THE PROBLEM — Write out the records that appear below, verbatim and complete, but without pictures.

INPUT FOR THIS TASK —
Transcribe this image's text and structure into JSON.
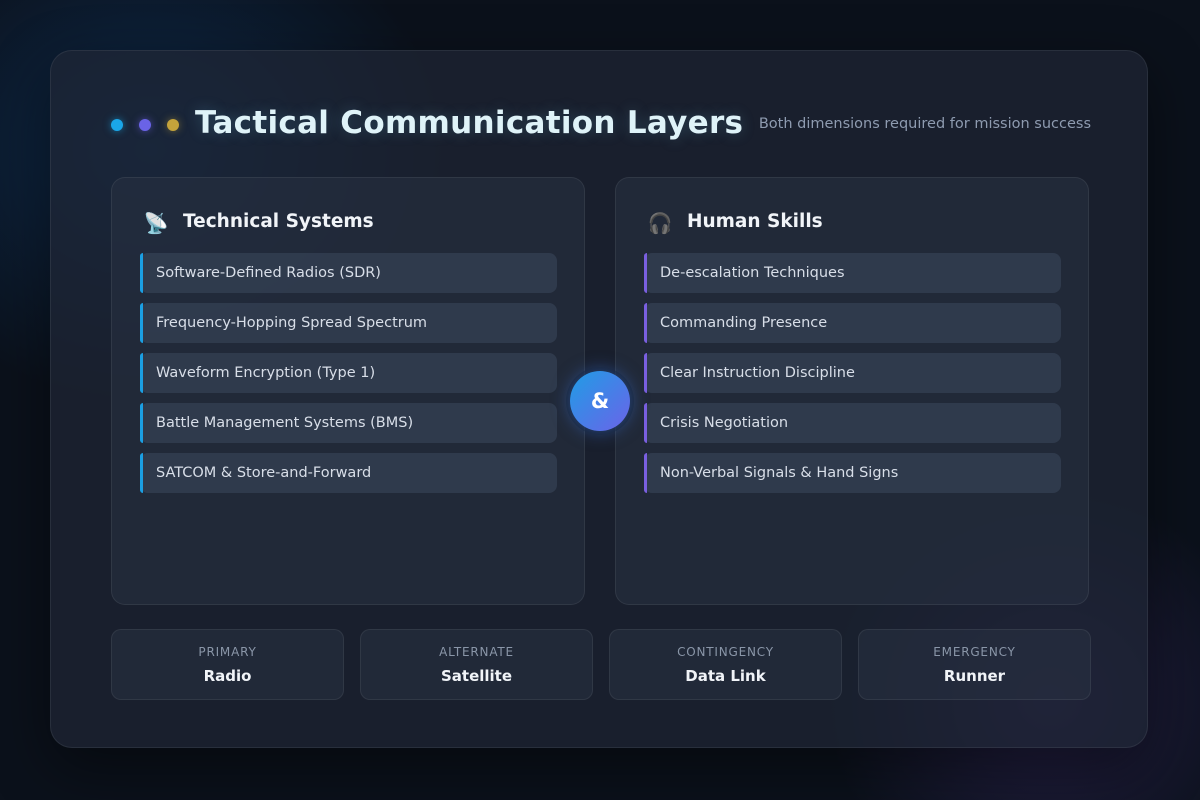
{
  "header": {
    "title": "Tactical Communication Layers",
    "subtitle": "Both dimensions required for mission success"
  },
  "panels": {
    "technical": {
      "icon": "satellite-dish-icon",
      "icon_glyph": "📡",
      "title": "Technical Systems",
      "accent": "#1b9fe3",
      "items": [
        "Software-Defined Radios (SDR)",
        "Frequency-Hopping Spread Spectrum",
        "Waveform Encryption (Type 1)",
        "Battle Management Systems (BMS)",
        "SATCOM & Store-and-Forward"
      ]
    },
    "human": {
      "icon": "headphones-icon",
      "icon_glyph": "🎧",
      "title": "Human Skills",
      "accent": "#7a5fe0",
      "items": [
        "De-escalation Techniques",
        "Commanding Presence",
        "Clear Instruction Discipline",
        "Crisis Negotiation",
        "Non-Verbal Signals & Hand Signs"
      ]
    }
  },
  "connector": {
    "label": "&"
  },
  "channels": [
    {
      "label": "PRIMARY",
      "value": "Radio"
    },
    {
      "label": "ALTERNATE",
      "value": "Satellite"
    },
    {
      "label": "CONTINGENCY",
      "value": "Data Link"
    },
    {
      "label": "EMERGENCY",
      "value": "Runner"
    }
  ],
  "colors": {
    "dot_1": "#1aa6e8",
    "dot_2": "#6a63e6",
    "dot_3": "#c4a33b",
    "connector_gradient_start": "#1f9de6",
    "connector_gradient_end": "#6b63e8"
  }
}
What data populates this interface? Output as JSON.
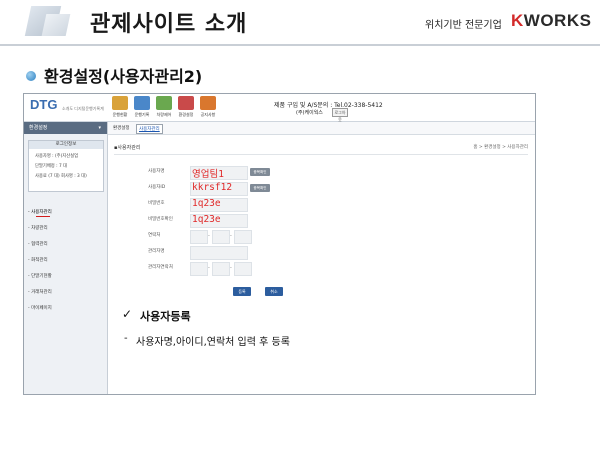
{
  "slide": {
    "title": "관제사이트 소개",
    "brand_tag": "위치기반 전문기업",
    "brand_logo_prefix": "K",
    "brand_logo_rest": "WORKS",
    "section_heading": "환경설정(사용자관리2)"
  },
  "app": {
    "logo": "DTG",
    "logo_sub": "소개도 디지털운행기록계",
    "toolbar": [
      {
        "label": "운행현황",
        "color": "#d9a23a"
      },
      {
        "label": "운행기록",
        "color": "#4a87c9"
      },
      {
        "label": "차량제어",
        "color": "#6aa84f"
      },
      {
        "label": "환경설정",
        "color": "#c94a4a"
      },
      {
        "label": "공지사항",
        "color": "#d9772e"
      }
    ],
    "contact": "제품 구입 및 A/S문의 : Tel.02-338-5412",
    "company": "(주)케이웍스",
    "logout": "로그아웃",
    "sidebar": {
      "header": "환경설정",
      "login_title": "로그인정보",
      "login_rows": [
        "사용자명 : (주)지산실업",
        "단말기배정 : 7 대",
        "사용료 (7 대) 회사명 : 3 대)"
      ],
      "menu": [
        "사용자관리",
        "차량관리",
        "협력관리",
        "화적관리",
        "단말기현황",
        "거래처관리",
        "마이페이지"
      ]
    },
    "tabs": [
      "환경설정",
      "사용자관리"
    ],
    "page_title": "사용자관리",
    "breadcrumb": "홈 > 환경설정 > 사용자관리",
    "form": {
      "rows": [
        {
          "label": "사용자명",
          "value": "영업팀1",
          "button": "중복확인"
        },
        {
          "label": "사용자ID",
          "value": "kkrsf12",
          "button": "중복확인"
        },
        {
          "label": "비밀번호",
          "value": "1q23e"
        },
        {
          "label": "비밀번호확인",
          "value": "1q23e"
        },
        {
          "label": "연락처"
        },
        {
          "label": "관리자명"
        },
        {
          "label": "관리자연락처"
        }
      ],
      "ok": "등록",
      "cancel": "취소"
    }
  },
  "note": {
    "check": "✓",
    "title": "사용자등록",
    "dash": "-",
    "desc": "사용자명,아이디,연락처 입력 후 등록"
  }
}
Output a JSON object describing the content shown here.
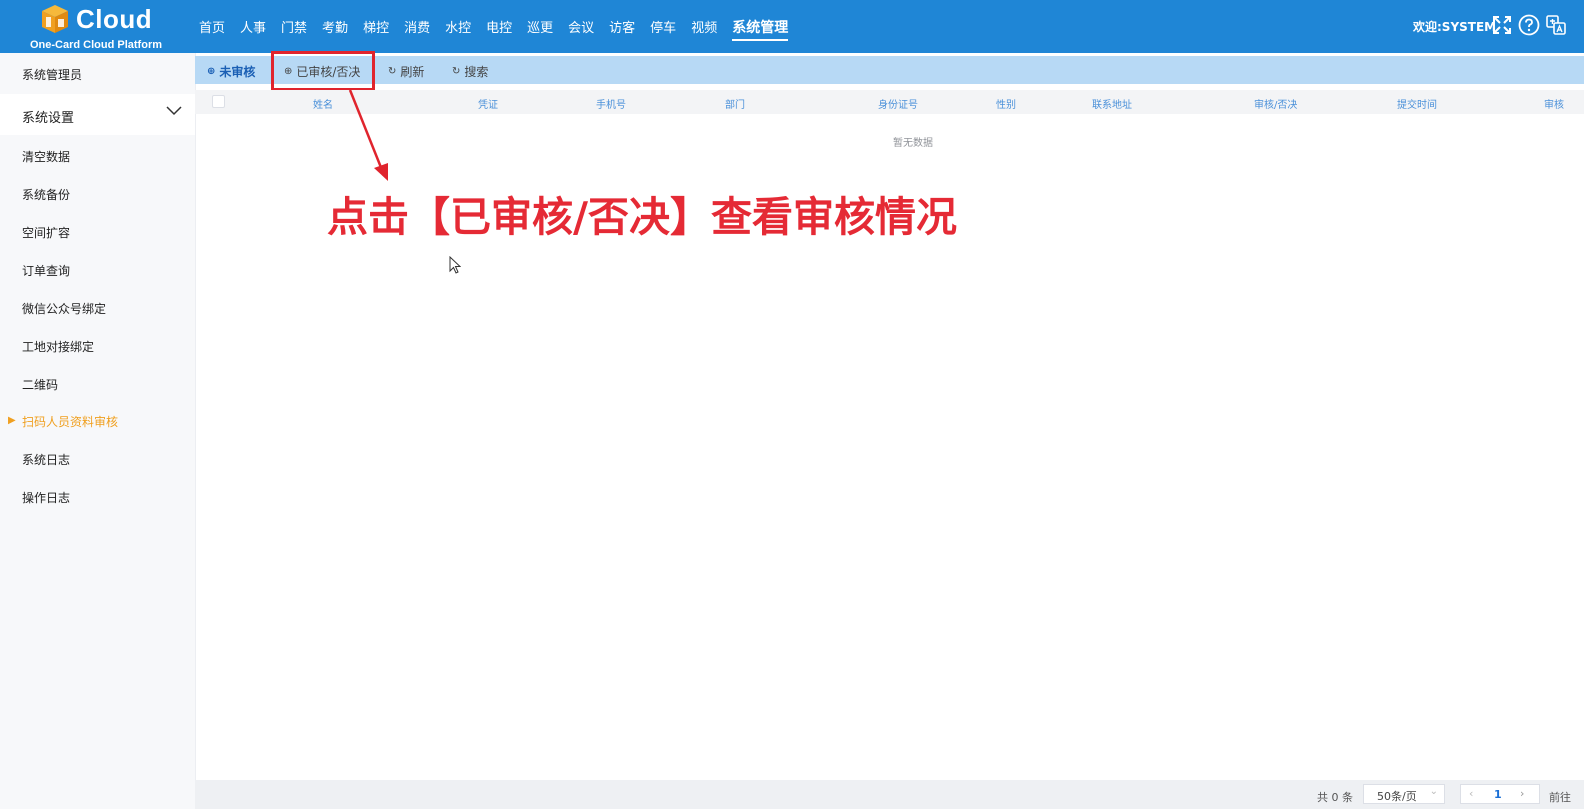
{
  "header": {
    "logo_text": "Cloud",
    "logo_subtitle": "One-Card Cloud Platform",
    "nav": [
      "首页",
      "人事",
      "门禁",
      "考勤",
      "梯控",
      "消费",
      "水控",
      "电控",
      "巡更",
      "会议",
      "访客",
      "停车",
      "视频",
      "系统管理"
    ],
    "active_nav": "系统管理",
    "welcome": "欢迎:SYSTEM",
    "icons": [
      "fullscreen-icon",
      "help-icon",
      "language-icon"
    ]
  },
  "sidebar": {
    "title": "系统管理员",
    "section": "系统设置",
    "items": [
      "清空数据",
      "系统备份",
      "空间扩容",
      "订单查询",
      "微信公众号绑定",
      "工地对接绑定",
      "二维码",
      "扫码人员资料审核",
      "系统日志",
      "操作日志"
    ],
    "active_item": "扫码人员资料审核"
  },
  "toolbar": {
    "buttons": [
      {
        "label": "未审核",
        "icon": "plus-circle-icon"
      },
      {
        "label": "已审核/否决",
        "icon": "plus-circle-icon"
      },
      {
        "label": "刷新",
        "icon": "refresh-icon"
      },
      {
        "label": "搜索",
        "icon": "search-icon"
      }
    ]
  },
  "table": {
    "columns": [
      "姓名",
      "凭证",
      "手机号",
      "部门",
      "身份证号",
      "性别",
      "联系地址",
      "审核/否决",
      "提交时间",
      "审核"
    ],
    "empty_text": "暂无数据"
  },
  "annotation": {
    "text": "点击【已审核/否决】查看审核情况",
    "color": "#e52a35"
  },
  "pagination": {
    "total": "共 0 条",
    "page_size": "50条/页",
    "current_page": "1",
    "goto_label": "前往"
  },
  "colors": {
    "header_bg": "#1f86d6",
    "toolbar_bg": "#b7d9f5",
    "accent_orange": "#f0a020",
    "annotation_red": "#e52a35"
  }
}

RESULT OF THE TASK —
Transcribe this image's text and structure into JSON.
{
  "header": {
    "title": "Tactical Communication Layers",
    "subtitle": "Both dimensions required for mission success"
  },
  "panels": {
    "technical": {
      "icon": "satellite-dish-icon",
      "icon_glyph": "📡",
      "title": "Technical Systems",
      "accent": "#1b9fe3",
      "items": [
        "Software-Defined Radios (SDR)",
        "Frequency-Hopping Spread Spectrum",
        "Waveform Encryption (Type 1)",
        "Battle Management Systems (BMS)",
        "SATCOM & Store-and-Forward"
      ]
    },
    "human": {
      "icon": "headphones-icon",
      "icon_glyph": "🎧",
      "title": "Human Skills",
      "accent": "#7a5fe0",
      "items": [
        "De-escalation Techniques",
        "Commanding Presence",
        "Clear Instruction Discipline",
        "Crisis Negotiation",
        "Non-Verbal Signals & Hand Signs"
      ]
    }
  },
  "connector": {
    "label": "&"
  },
  "channels": [
    {
      "label": "PRIMARY",
      "value": "Radio"
    },
    {
      "label": "ALTERNATE",
      "value": "Satellite"
    },
    {
      "label": "CONTINGENCY",
      "value": "Data Link"
    },
    {
      "label": "EMERGENCY",
      "value": "Runner"
    }
  ],
  "colors": {
    "dot_1": "#1aa6e8",
    "dot_2": "#6a63e6",
    "dot_3": "#c4a33b",
    "connector_gradient_start": "#1f9de6",
    "connector_gradient_end": "#6b63e8"
  }
}
What data populates this interface? Output as JSON.
{
  "slide": {
    "title": "관제사이트 소개",
    "brand_tag": "위치기반 전문기업",
    "brand_logo_prefix": "K",
    "brand_logo_rest": "WORKS",
    "section_heading": "환경설정(사용자관리2)"
  },
  "app": {
    "logo": "DTG",
    "logo_sub": "소개도 디지털운행기록계",
    "toolbar": [
      {
        "label": "운행현황",
        "color": "#d9a23a"
      },
      {
        "label": "운행기록",
        "color": "#4a87c9"
      },
      {
        "label": "차량제어",
        "color": "#6aa84f"
      },
      {
        "label": "환경설정",
        "color": "#c94a4a"
      },
      {
        "label": "공지사항",
        "color": "#d9772e"
      }
    ],
    "contact": "제품 구입 및 A/S문의 : Tel.02-338-5412",
    "company": "(주)케이웍스",
    "logout": "로그아웃",
    "sidebar": {
      "header": "환경설정",
      "login_title": "로그인정보",
      "login_rows": [
        "사용자명 : (주)지산실업",
        "단말기배정 : 7 대",
        "사용료 (7 대) 회사명 : 3 대)"
      ],
      "menu": [
        "사용자관리",
        "차량관리",
        "협력관리",
        "화적관리",
        "단말기현황",
        "거래처관리",
        "마이페이지"
      ]
    },
    "tabs": [
      "환경설정",
      "사용자관리"
    ],
    "page_title": "사용자관리",
    "breadcrumb": "홈 > 환경설정 > 사용자관리",
    "form": {
      "rows": [
        {
          "label": "사용자명",
          "value": "영업팀1",
          "button": "중복확인"
        },
        {
          "label": "사용자ID",
          "value": "kkrsf12",
          "button": "중복확인"
        },
        {
          "label": "비밀번호",
          "value": "1q23e"
        },
        {
          "label": "비밀번호확인",
          "value": "1q23e"
        },
        {
          "label": "연락처"
        },
        {
          "label": "관리자명"
        },
        {
          "label": "관리자연락처"
        }
      ],
      "ok": "등록",
      "cancel": "취소"
    }
  },
  "note": {
    "check": "✓",
    "title": "사용자등록",
    "dash": "-",
    "desc": "사용자명,아이디,연락처 입력 후 등록"
  }
}
Output a JSON object describing the content shown here.
{
  "header": {
    "logo_text": "Cloud",
    "logo_subtitle": "One-Card Cloud Platform",
    "nav": [
      "首页",
      "人事",
      "门禁",
      "考勤",
      "梯控",
      "消费",
      "水控",
      "电控",
      "巡更",
      "会议",
      "访客",
      "停车",
      "视频",
      "系统管理"
    ],
    "active_nav": "系统管理",
    "welcome": "欢迎:SYSTEM",
    "icons": [
      "fullscreen-icon",
      "help-icon",
      "language-icon"
    ]
  },
  "sidebar": {
    "title": "系统管理员",
    "section": "系统设置",
    "items": [
      "清空数据",
      "系统备份",
      "空间扩容",
      "订单查询",
      "微信公众号绑定",
      "工地对接绑定",
      "二维码",
      "扫码人员资料审核",
      "系统日志",
      "操作日志"
    ],
    "active_item": "扫码人员资料审核"
  },
  "toolbar": {
    "buttons": [
      {
        "label": "未审核",
        "icon": "plus-circle-icon"
      },
      {
        "label": "已审核/否决",
        "icon": "plus-circle-icon"
      },
      {
        "label": "刷新",
        "icon": "refresh-icon"
      },
      {
        "label": "搜索",
        "icon": "search-icon"
      }
    ]
  },
  "table": {
    "columns": [
      "姓名",
      "凭证",
      "手机号",
      "部门",
      "身份证号",
      "性别",
      "联系地址",
      "审核/否决",
      "提交时间",
      "审核"
    ],
    "empty_text": "暂无数据"
  },
  "annotation": {
    "text": "点击【已审核/否决】查看审核情况",
    "color": "#e52a35"
  },
  "pagination": {
    "total": "共 0 条",
    "page_size": "50条/页",
    "current_page": "1",
    "goto_label": "前往"
  },
  "colors": {
    "header_bg": "#1f86d6",
    "toolbar_bg": "#b7d9f5",
    "accent_orange": "#f0a020",
    "annotation_red": "#e52a35"
  }
}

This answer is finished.